Records from a data source
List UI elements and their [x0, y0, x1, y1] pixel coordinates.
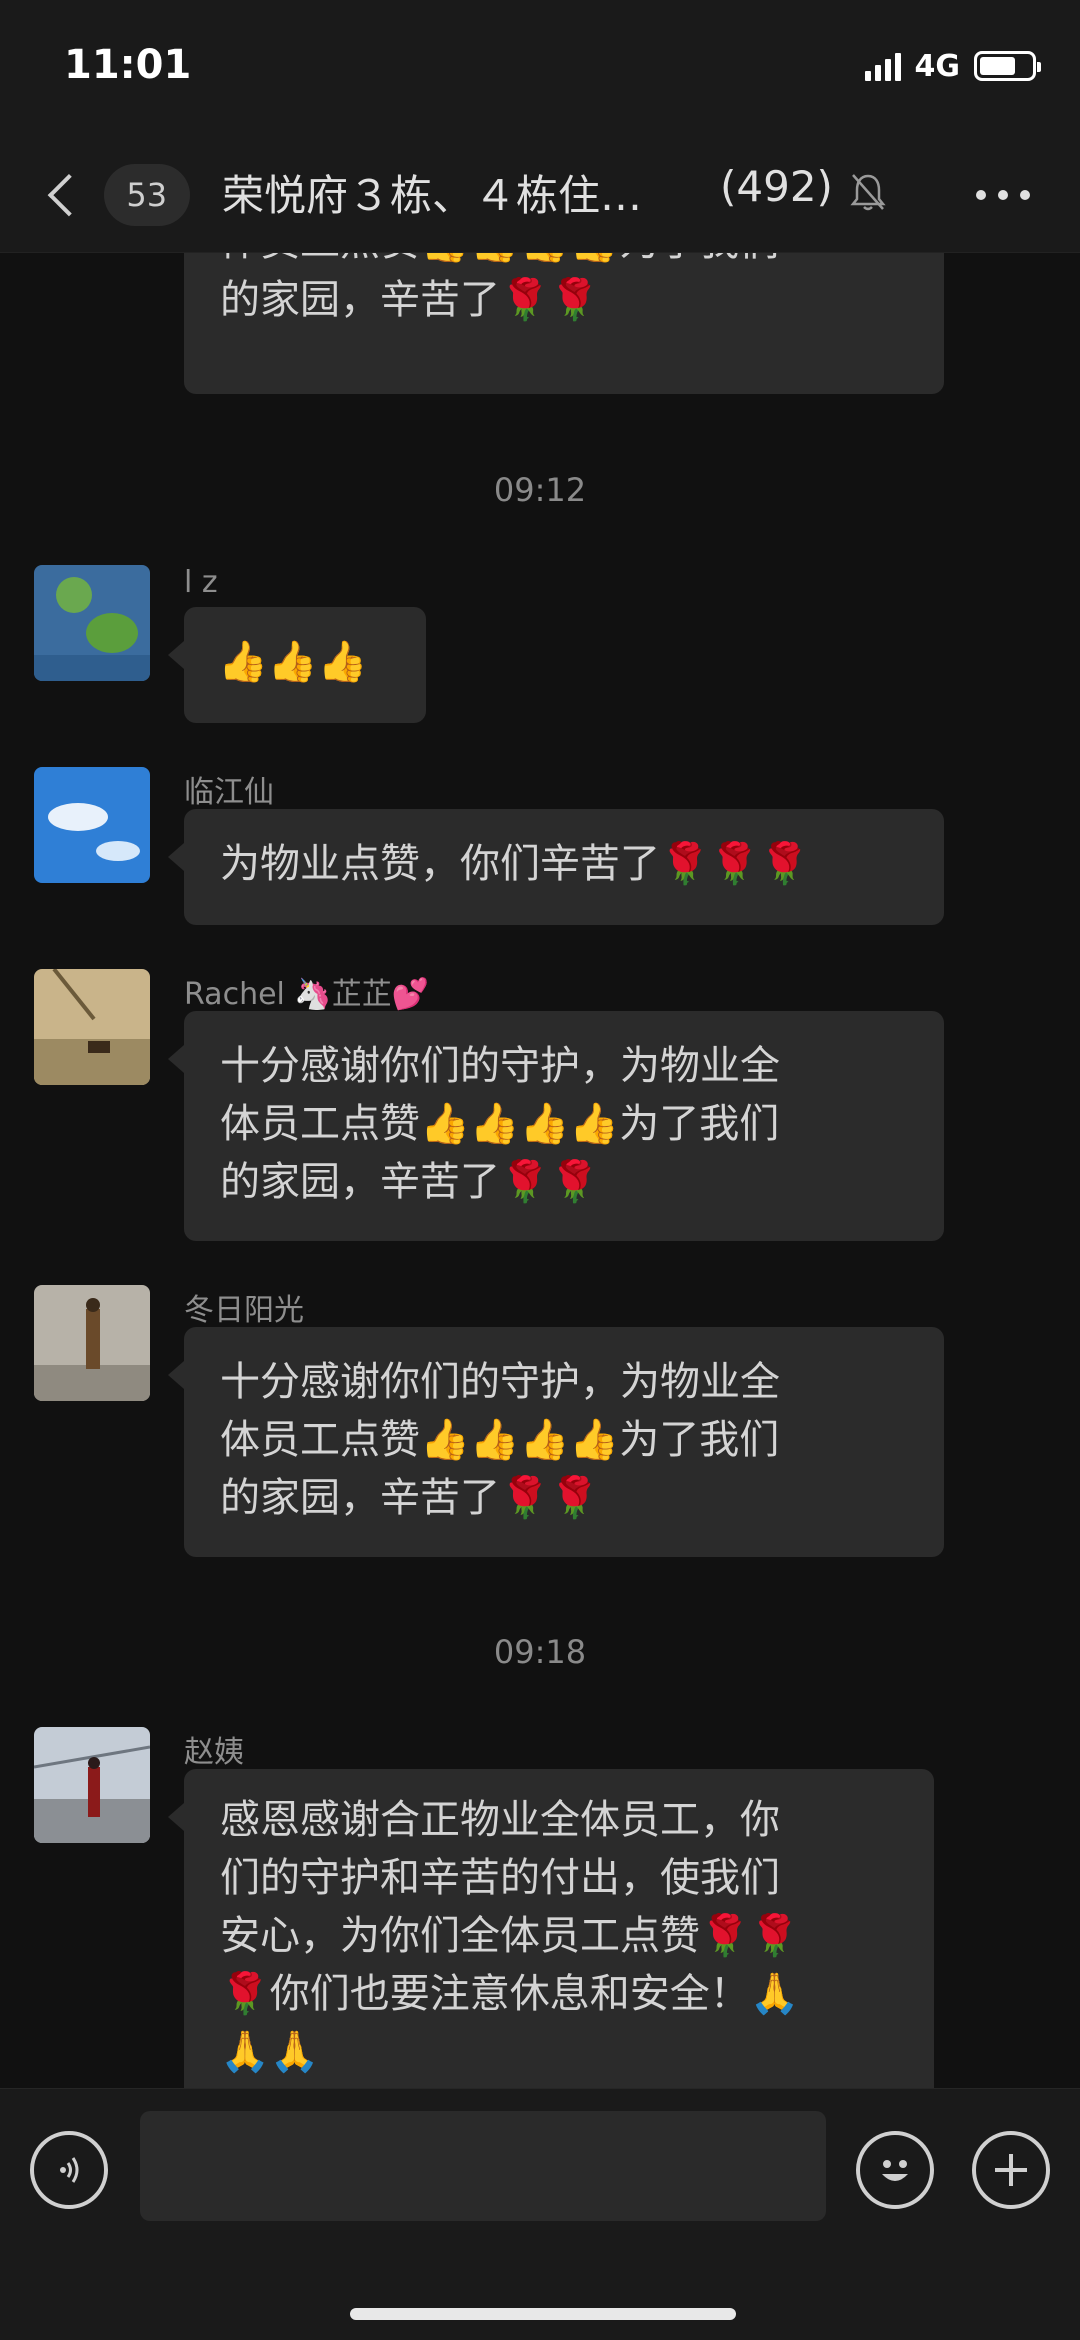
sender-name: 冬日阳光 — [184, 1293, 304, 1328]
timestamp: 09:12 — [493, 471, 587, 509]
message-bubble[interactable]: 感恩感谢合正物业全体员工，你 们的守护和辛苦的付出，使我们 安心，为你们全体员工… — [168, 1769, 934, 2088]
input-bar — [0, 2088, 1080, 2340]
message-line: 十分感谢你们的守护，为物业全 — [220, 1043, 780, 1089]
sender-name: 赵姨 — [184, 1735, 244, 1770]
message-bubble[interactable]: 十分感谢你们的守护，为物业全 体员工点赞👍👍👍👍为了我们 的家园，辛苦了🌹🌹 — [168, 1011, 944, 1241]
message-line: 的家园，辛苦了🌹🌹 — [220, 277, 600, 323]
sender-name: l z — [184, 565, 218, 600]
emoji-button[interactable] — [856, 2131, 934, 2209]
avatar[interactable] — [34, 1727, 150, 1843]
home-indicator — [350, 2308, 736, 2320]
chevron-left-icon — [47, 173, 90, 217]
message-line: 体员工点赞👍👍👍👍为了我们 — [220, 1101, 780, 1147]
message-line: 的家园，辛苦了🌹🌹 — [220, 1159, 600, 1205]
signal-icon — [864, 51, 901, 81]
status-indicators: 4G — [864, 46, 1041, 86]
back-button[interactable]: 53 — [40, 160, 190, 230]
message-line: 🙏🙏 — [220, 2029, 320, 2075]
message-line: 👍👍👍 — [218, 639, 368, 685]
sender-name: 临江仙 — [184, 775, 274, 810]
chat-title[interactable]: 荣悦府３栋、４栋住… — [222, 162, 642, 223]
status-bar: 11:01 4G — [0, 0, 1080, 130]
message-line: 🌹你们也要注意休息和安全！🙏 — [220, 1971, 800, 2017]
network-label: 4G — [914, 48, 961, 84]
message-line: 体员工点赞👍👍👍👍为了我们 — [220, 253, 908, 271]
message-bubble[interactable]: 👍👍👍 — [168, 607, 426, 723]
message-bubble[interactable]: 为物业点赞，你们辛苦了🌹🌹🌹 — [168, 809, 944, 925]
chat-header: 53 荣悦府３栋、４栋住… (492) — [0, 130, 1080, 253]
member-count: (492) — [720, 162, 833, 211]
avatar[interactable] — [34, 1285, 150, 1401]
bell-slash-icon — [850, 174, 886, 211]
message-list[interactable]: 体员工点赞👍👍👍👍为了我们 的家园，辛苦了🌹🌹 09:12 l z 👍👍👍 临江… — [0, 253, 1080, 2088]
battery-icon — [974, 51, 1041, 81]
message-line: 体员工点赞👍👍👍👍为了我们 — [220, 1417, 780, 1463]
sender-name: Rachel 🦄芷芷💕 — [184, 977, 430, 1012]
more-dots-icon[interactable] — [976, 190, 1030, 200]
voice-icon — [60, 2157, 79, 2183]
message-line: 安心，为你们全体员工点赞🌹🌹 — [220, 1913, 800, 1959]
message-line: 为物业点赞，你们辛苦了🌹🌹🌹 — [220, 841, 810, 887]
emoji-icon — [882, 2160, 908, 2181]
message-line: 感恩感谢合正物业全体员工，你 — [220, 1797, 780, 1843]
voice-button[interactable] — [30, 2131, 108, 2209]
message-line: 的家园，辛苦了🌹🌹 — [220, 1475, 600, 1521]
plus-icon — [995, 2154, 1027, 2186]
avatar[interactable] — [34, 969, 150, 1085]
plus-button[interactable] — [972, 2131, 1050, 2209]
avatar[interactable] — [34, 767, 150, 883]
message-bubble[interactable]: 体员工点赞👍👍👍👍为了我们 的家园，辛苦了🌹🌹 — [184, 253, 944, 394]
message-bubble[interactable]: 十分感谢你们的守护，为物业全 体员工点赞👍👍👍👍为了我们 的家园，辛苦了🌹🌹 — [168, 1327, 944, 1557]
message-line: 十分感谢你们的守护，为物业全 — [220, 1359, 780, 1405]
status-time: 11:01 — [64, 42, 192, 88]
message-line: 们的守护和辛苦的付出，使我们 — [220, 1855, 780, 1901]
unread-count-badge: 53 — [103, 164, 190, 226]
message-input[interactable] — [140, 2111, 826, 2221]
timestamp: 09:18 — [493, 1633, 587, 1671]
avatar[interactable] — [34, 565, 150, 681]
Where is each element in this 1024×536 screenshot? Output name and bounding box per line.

---

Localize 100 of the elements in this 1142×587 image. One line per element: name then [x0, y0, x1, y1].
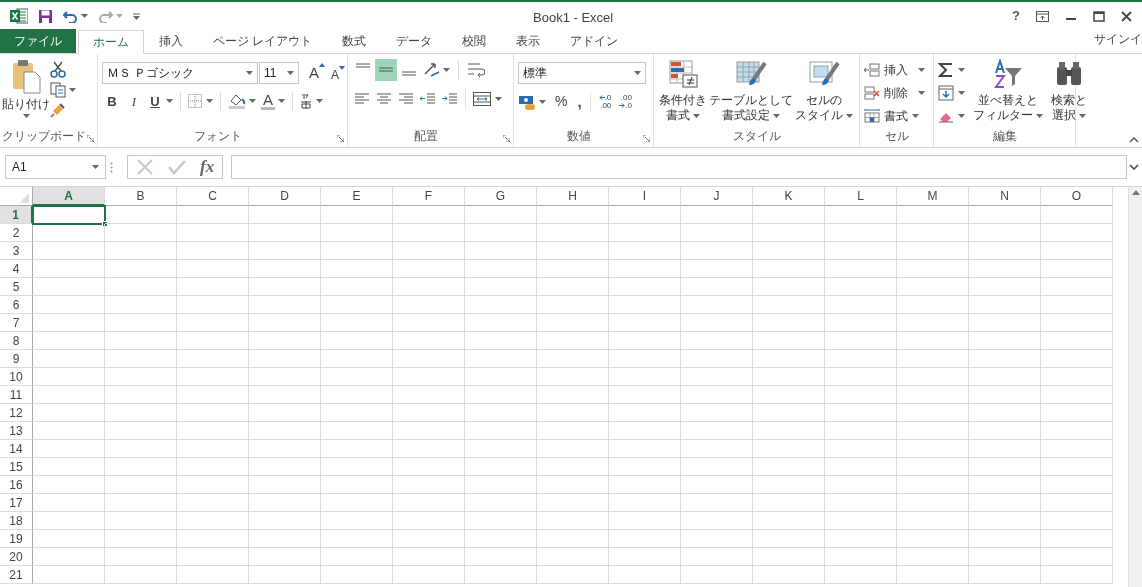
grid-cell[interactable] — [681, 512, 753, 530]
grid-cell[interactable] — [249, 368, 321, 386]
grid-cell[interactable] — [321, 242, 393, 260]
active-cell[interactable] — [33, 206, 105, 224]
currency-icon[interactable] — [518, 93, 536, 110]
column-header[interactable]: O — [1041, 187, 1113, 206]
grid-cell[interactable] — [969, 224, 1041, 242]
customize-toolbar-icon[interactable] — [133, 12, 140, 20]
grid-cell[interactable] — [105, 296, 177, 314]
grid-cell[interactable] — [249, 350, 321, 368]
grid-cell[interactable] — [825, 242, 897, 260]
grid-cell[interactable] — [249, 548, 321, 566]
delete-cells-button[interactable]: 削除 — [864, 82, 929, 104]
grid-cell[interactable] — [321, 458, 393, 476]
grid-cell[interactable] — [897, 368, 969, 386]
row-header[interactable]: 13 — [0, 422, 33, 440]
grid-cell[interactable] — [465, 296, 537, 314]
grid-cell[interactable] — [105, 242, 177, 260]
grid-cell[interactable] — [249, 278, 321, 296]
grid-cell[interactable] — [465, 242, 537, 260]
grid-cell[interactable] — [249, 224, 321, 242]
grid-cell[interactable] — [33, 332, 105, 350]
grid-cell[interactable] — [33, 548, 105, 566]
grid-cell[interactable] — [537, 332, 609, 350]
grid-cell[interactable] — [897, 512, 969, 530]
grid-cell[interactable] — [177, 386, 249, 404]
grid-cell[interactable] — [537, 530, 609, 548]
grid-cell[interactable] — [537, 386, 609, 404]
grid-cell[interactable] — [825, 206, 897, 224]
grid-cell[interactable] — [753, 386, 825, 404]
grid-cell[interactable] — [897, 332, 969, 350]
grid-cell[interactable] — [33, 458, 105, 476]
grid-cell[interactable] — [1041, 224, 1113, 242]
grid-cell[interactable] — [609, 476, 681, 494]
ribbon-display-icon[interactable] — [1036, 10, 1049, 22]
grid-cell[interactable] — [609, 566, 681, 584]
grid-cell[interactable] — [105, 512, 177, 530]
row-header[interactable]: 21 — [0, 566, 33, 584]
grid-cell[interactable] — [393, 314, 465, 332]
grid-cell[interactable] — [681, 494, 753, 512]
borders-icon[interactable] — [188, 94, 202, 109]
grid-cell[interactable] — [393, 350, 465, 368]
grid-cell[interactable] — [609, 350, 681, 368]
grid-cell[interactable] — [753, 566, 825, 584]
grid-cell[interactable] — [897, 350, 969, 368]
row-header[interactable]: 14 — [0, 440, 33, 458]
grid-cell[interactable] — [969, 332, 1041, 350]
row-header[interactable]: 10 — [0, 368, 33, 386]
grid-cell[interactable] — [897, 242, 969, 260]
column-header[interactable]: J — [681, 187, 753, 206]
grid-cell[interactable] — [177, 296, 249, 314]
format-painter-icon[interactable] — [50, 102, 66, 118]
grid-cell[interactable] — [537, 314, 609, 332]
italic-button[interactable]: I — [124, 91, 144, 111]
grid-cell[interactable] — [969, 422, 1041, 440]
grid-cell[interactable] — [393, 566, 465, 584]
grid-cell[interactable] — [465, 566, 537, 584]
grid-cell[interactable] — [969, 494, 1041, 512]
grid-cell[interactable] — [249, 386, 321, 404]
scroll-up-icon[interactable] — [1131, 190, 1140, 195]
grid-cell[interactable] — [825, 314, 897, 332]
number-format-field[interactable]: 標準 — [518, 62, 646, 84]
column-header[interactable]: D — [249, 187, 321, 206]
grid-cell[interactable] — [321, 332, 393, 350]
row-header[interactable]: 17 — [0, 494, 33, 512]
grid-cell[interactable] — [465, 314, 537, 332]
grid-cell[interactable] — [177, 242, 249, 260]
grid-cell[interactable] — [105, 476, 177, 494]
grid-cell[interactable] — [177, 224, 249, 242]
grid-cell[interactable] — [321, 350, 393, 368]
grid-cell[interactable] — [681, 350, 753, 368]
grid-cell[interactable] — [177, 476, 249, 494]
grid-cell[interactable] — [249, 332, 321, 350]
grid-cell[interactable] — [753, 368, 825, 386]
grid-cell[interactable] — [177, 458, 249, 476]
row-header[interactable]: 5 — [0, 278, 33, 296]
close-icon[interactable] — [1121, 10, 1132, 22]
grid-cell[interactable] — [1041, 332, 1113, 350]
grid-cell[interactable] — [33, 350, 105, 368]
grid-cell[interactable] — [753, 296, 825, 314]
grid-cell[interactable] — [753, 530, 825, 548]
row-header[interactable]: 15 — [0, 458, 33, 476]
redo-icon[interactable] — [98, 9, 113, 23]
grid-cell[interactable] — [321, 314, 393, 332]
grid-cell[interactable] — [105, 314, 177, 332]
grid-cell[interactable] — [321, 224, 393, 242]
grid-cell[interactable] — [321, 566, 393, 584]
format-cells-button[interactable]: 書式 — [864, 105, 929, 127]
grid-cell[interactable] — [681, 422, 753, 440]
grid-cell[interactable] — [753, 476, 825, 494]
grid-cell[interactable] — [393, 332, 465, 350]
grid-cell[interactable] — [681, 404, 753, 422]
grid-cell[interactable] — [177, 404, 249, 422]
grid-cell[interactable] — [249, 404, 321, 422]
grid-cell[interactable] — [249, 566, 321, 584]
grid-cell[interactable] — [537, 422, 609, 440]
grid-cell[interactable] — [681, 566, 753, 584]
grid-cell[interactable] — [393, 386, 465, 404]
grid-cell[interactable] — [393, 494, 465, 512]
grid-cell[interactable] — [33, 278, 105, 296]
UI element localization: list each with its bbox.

What this task involves » Repeat the rows above verbatim, starting at the line that contains "sender-name: 冬日阳光 — [184, 1293, 304, 1328]" and stopping after the line that contains "message-line: 的家园，辛苦了🌹🌹 — [220, 1475, 600, 1521]".

Task response »
sender-name: 冬日阳光 — [184, 1293, 304, 1328]
timestamp: 09:12 — [493, 471, 587, 509]
message-bubble[interactable]: 感恩感谢合正物业全体员工，你 们的守护和辛苦的付出，使我们 安心，为你们全体员工… — [168, 1769, 934, 2088]
input-bar — [0, 2088, 1080, 2340]
message-line: 十分感谢你们的守护，为物业全 — [220, 1043, 780, 1089]
sender-name: 赵姨 — [184, 1735, 244, 1770]
message-bubble[interactable]: 十分感谢你们的守护，为物业全 体员工点赞👍👍👍👍为了我们 的家园，辛苦了🌹🌹 — [168, 1011, 944, 1241]
message-line: 的家园，辛苦了🌹🌹 — [220, 277, 600, 323]
sender-name: l z — [184, 565, 218, 600]
emoji-button[interactable] — [856, 2131, 934, 2209]
avatar[interactable] — [34, 1727, 150, 1843]
home-indicator — [350, 2308, 736, 2320]
chevron-left-icon — [47, 173, 90, 217]
message-line: 体员工点赞👍👍👍👍为了我们 — [220, 1101, 780, 1147]
message-line: 的家园，辛苦了🌹🌹 — [220, 1159, 600, 1205]
signal-icon — [864, 51, 901, 81]
status-indicators: 4G — [864, 46, 1041, 86]
back-button[interactable]: 53 — [40, 160, 190, 230]
message-line: 🙏🙏 — [220, 2029, 320, 2075]
message-line: 👍👍👍 — [218, 639, 368, 685]
sender-name: 临江仙 — [184, 775, 274, 810]
chat-title[interactable]: 荣悦府３栋、４栋住… — [222, 162, 642, 223]
status-bar: 11:01 4G — [0, 0, 1080, 130]
message-line: 🌹你们也要注意休息和安全！🙏 — [220, 1971, 800, 2017]
network-label: 4G — [914, 48, 961, 84]
message-line: 体员工点赞👍👍👍👍为了我们 — [220, 253, 908, 271]
message-bubble[interactable]: 👍👍👍 — [168, 607, 426, 723]
message-bubble[interactable]: 为物业点赞，你们辛苦了🌹🌹🌹 — [168, 809, 944, 925]
chat-header: 53 荣悦府３栋、４栋住… (492) — [0, 130, 1080, 253]
member-count: (492) — [720, 162, 833, 211]
avatar[interactable] — [34, 1285, 150, 1401]
bell-slash-icon — [850, 174, 886, 211]
message-list[interactable]: 体员工点赞👍👍👍👍为了我们 的家园，辛苦了🌹🌹 09:12 l z 👍👍👍 临江… — [0, 253, 1080, 2088]
battery-icon — [974, 51, 1041, 81]
message-line: 体员工点赞👍👍👍👍为了我们 — [220, 1417, 780, 1463]
sender-name: Rachel 🦄芷芷💕 — [184, 977, 430, 1012]
more-dots-icon[interactable] — [976, 190, 1030, 200]
voice-icon — [60, 2157, 79, 2183]
message-line: 安心，为你们全体员工点赞🌹🌹 — [220, 1913, 800, 1959]
message-line: 为物业点赞，你们辛苦了🌹🌹🌹 — [220, 841, 810, 887]
emoji-icon — [882, 2160, 908, 2181]
message-line: 感恩感谢合正物业全体员工，你 — [220, 1797, 780, 1843]
voice-button[interactable] — [30, 2131, 108, 2209]
message-line: 的家园，辛苦了🌹🌹 — [220, 1475, 600, 1521]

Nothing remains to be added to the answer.